◆ Required task ◆
Find the word "turn" in the listing; pull out each line holding it.

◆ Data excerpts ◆
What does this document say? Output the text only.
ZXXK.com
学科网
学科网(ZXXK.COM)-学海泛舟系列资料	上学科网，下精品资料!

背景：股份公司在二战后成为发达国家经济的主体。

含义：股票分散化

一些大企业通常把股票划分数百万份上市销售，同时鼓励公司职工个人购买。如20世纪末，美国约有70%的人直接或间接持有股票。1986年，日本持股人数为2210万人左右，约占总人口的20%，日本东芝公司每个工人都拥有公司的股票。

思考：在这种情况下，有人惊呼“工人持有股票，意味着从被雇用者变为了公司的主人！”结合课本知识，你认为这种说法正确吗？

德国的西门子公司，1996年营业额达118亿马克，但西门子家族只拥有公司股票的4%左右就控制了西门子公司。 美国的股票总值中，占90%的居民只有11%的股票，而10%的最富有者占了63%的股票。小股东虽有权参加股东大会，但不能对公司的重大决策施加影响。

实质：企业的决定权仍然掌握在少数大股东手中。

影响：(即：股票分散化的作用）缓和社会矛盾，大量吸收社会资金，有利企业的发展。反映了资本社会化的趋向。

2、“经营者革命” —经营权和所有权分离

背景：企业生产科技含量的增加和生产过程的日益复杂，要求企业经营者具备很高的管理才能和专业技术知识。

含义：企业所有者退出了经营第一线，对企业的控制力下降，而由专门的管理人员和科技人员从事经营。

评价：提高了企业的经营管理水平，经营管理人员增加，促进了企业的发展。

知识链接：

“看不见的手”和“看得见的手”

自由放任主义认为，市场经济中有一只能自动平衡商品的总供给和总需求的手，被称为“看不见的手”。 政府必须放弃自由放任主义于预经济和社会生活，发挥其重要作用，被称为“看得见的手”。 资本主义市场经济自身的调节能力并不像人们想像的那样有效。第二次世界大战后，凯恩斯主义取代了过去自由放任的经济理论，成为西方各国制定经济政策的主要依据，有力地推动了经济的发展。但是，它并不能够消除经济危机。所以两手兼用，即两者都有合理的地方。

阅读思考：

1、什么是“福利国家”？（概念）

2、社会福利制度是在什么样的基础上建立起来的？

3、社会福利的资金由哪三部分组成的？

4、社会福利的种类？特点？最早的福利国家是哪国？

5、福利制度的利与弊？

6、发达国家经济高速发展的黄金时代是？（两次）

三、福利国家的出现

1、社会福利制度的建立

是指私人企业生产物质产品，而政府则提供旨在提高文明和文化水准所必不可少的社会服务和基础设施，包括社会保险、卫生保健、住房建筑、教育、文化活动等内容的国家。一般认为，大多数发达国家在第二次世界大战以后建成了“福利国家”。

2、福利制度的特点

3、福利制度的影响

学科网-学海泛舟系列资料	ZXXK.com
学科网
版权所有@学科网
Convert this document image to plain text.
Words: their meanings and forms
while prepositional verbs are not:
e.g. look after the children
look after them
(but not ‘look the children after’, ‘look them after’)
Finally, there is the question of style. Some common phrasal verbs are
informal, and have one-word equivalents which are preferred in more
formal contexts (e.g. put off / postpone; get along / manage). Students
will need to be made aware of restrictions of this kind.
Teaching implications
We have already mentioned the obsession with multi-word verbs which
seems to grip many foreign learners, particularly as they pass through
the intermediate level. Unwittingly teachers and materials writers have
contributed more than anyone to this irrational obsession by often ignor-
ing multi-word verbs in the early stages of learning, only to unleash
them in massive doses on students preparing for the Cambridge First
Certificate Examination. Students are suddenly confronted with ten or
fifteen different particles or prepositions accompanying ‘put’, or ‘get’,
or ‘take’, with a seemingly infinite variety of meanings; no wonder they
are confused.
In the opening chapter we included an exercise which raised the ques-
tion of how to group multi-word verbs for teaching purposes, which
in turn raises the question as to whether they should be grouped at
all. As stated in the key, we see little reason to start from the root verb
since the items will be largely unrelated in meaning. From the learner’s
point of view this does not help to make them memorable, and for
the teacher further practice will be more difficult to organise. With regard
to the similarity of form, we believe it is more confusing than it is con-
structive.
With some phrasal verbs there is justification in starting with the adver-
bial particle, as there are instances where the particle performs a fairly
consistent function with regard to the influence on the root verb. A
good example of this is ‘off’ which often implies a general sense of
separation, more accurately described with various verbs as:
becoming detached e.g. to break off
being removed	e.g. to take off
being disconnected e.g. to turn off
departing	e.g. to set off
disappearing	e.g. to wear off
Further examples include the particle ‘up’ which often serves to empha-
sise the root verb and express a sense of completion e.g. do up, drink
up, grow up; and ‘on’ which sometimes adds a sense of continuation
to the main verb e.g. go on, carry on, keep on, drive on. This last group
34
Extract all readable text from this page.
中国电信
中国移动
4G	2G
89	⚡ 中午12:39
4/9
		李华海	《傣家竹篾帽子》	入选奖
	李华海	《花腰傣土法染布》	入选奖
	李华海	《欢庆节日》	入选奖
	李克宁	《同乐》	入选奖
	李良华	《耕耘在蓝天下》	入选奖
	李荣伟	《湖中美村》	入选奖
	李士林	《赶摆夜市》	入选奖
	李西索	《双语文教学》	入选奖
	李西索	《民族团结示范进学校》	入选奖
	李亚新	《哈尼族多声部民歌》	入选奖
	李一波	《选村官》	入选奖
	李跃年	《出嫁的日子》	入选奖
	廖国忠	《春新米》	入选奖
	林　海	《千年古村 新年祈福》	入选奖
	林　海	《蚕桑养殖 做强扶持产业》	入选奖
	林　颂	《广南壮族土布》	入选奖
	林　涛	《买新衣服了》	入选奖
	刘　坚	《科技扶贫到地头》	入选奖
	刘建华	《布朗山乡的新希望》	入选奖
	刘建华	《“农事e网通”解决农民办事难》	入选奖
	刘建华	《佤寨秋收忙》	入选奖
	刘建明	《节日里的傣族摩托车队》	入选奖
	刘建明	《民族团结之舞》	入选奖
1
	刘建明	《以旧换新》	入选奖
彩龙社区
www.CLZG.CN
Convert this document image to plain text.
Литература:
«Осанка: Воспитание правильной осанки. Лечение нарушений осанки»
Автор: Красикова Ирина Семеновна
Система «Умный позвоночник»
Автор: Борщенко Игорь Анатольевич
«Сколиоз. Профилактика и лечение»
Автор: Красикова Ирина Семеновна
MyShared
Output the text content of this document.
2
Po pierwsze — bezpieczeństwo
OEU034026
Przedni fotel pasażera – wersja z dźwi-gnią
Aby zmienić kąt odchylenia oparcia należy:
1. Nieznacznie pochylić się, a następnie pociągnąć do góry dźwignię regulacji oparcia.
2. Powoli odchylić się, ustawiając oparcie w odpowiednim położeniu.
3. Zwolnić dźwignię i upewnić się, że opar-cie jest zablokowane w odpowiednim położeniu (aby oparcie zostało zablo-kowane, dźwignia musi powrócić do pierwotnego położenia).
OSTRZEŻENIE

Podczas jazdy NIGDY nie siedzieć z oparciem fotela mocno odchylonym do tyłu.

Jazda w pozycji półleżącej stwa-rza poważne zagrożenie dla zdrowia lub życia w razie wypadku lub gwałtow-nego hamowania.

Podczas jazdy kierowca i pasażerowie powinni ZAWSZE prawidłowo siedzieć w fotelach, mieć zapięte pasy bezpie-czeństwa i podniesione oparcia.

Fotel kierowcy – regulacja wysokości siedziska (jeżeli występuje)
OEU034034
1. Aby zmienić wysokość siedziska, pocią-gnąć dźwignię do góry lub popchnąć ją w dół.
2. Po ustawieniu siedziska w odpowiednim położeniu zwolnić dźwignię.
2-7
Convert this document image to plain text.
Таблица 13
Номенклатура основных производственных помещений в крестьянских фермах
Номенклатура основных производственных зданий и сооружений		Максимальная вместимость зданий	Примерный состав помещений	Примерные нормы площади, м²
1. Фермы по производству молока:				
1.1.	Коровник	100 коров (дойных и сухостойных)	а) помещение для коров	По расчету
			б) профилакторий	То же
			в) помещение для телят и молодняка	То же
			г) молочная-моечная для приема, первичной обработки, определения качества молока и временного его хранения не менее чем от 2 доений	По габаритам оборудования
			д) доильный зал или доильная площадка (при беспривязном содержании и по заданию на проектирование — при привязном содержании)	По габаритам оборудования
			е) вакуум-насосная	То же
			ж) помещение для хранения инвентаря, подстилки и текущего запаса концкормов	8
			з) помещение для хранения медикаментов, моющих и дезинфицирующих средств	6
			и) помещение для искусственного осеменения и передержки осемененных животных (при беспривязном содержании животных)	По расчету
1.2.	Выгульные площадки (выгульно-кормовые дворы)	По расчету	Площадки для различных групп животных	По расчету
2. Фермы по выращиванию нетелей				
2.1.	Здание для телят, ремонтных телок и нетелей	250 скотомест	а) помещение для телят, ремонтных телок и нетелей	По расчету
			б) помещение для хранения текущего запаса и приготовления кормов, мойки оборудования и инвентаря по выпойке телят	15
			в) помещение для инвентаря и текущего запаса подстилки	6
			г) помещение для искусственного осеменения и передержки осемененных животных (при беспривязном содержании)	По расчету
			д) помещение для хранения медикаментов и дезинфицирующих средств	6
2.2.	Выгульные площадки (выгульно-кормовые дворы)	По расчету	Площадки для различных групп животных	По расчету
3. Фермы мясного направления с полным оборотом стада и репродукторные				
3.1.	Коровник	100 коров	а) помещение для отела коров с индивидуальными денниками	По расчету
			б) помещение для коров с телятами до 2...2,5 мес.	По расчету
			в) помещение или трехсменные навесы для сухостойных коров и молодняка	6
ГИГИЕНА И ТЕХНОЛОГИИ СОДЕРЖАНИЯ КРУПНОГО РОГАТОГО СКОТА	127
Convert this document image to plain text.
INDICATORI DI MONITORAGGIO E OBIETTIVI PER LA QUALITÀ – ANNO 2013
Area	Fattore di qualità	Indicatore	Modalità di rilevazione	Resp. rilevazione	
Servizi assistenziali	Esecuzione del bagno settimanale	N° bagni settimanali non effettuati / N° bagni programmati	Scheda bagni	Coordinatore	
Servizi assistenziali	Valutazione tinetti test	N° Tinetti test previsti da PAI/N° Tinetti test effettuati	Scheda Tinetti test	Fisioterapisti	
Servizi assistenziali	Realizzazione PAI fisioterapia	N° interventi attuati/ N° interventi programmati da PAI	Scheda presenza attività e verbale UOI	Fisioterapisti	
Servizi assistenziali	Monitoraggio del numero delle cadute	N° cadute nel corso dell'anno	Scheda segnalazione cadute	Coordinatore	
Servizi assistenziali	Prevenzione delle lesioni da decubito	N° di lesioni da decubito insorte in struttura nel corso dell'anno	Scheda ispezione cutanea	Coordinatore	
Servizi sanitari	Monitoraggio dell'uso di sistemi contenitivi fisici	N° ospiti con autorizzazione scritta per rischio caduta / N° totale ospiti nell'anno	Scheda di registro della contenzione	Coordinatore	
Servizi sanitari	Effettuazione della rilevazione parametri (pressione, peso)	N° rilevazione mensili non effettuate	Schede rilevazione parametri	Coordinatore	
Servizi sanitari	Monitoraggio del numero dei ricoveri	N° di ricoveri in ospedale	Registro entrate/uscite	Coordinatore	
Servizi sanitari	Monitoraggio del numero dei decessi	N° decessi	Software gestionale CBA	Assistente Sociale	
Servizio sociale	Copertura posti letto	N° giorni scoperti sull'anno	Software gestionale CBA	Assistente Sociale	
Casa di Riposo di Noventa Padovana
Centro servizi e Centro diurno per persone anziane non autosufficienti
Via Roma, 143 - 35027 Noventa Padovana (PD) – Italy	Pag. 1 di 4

◆ Reply to the task ◆
in turn raises the question as to whether they should be grouped at
being disconnected e.g. to turn off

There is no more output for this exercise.